Data for processing -
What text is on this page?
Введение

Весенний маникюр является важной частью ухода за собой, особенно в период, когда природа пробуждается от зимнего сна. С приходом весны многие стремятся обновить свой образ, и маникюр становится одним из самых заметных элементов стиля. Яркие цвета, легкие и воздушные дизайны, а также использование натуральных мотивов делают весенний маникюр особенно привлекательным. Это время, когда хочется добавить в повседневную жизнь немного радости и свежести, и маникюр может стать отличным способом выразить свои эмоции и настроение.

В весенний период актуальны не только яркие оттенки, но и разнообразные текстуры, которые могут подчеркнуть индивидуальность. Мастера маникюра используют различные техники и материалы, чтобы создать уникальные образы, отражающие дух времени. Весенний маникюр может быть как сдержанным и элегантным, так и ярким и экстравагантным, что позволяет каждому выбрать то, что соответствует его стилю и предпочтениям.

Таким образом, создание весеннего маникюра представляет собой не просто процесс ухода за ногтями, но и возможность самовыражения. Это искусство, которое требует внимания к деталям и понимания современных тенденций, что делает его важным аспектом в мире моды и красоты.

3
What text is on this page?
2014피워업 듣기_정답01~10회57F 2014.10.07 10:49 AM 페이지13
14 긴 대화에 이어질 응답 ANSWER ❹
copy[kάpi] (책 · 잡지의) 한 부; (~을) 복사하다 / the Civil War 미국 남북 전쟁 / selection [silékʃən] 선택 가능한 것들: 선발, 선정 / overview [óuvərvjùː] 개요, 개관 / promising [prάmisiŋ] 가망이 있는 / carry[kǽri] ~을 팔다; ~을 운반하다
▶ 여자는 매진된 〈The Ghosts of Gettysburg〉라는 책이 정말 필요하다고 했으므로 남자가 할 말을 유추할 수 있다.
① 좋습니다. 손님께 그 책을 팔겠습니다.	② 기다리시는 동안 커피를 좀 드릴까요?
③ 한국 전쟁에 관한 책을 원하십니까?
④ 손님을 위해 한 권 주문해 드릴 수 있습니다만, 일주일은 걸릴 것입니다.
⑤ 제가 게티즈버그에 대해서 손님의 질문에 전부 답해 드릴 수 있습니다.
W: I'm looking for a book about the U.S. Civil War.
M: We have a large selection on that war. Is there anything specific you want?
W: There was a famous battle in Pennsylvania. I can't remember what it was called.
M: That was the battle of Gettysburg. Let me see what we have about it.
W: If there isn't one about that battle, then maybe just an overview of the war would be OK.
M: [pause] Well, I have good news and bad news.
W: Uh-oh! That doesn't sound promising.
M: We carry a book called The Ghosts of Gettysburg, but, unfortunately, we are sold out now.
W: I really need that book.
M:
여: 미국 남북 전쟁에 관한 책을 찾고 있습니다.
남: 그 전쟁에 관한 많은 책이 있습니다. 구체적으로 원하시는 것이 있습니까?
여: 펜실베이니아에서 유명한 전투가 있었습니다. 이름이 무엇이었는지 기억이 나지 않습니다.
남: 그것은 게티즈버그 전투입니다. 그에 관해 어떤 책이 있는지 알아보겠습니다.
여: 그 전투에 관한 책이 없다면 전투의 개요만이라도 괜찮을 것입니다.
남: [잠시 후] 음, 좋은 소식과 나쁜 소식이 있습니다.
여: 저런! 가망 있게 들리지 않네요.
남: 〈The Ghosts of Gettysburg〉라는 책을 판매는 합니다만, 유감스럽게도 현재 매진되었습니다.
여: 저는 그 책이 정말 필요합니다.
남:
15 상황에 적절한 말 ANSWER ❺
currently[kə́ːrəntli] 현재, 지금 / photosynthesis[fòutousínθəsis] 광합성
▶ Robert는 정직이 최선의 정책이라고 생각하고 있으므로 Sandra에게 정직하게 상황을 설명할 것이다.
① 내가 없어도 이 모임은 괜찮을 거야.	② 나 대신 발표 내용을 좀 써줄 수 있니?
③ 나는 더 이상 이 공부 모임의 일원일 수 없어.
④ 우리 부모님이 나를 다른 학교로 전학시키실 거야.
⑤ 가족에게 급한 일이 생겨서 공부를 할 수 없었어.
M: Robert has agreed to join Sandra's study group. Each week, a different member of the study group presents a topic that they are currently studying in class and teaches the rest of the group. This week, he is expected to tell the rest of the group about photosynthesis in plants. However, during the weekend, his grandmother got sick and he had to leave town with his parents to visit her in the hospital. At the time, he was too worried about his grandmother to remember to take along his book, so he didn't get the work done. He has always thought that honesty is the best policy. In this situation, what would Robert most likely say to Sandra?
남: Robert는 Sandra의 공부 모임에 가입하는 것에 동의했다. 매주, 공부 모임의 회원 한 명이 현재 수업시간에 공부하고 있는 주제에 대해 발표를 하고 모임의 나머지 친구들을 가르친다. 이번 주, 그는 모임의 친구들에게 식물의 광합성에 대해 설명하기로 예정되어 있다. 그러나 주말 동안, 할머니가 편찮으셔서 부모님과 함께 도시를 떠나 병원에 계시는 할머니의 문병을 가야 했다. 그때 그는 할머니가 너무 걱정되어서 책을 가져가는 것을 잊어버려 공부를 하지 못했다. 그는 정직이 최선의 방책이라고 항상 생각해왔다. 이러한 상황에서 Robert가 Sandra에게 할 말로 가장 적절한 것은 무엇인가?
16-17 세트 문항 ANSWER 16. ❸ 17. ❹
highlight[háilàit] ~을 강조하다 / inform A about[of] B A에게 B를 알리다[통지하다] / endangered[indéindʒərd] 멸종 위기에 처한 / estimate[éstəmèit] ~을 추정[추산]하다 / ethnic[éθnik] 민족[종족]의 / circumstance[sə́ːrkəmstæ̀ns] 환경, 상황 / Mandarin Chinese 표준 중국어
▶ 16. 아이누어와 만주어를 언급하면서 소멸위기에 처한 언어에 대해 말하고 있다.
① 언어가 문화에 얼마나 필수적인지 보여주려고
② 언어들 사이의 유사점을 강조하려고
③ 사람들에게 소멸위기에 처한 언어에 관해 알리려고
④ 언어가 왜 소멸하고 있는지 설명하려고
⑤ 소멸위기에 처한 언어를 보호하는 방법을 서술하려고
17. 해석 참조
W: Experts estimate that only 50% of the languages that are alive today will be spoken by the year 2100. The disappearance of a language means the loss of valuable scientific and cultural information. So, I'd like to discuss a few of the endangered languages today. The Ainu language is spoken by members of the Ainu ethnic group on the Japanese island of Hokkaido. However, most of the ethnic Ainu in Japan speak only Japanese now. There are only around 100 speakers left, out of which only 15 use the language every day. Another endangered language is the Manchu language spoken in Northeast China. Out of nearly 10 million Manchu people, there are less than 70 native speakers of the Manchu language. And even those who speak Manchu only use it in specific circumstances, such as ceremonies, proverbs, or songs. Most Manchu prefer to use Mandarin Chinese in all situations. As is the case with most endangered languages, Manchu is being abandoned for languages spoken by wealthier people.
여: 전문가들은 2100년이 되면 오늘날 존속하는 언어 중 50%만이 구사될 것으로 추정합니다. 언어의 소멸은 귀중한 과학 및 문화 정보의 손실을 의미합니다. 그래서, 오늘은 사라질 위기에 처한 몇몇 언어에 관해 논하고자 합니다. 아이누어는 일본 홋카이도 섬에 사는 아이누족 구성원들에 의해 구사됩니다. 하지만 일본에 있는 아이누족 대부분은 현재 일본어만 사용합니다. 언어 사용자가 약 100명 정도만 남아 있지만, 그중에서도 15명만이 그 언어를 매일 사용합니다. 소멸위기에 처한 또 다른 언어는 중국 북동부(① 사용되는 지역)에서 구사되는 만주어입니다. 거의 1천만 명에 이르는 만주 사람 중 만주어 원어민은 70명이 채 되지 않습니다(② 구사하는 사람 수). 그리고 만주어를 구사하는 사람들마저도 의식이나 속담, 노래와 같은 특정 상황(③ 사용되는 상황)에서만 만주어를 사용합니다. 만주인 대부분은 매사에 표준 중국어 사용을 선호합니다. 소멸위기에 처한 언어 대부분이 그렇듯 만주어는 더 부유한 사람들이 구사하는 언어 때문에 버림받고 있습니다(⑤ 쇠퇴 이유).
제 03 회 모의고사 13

==

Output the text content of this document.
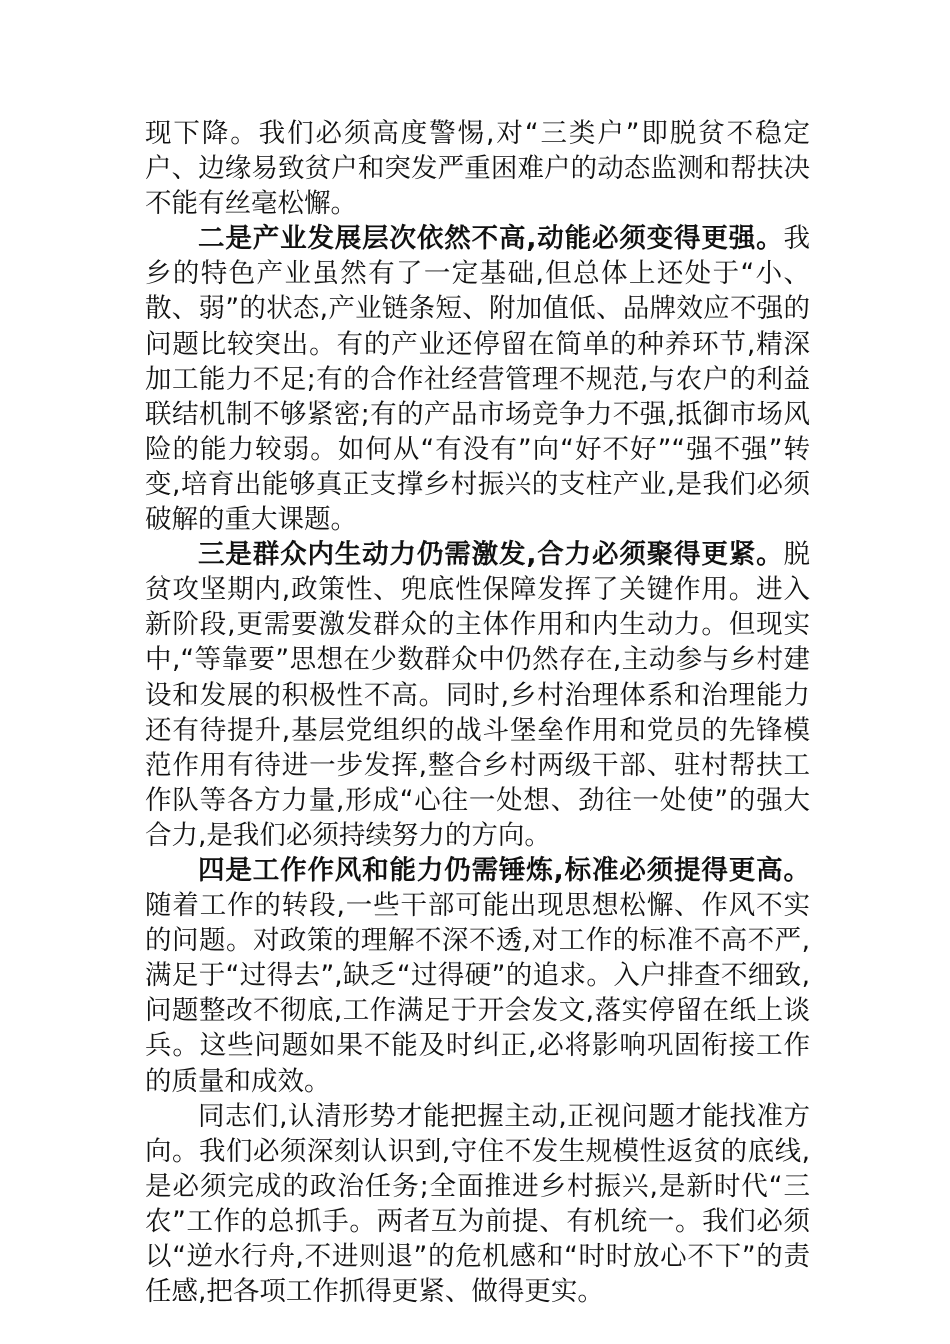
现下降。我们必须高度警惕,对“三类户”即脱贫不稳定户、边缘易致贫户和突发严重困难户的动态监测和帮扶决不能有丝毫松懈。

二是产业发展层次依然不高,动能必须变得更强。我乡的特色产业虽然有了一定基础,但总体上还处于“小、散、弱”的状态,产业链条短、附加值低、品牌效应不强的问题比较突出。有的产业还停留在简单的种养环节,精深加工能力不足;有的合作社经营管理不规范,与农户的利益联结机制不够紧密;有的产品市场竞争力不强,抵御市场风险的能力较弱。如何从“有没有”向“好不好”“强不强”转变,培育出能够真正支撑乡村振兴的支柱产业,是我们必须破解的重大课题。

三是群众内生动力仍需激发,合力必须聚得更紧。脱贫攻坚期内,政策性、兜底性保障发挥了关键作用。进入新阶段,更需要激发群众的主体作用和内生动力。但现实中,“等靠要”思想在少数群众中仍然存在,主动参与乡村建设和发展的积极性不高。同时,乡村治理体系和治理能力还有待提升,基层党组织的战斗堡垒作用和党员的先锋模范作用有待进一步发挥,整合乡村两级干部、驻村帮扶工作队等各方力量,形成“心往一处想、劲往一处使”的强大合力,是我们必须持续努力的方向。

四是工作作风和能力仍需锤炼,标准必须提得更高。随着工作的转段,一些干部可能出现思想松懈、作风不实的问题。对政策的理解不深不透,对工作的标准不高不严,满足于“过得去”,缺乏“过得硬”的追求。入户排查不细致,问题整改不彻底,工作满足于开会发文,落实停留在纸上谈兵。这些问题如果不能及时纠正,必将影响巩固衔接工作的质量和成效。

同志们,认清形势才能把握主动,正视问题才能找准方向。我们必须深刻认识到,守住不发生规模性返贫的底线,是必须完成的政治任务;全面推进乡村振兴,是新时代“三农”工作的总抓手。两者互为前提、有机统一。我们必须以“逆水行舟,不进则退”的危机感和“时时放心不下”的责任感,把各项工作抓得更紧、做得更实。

Short problem -
Extract every line containing the string "Civil" from the material.

Final result -
copy[kάpi] (책 · 잡지의) 한 부; (~을) 복사하다 / the Civil War 미국 남북 전쟁 / selection [silékʃən] 선택 가능한 것들: 선발, 선정 / overview [óuvərvjùː] 개요, 개관 / promising [prάmisiŋ] 가망이 있는 / carry[kǽri] ~을 팔다; ~을 운반하다
W: I'm looking for a book about the U.S. Civil War.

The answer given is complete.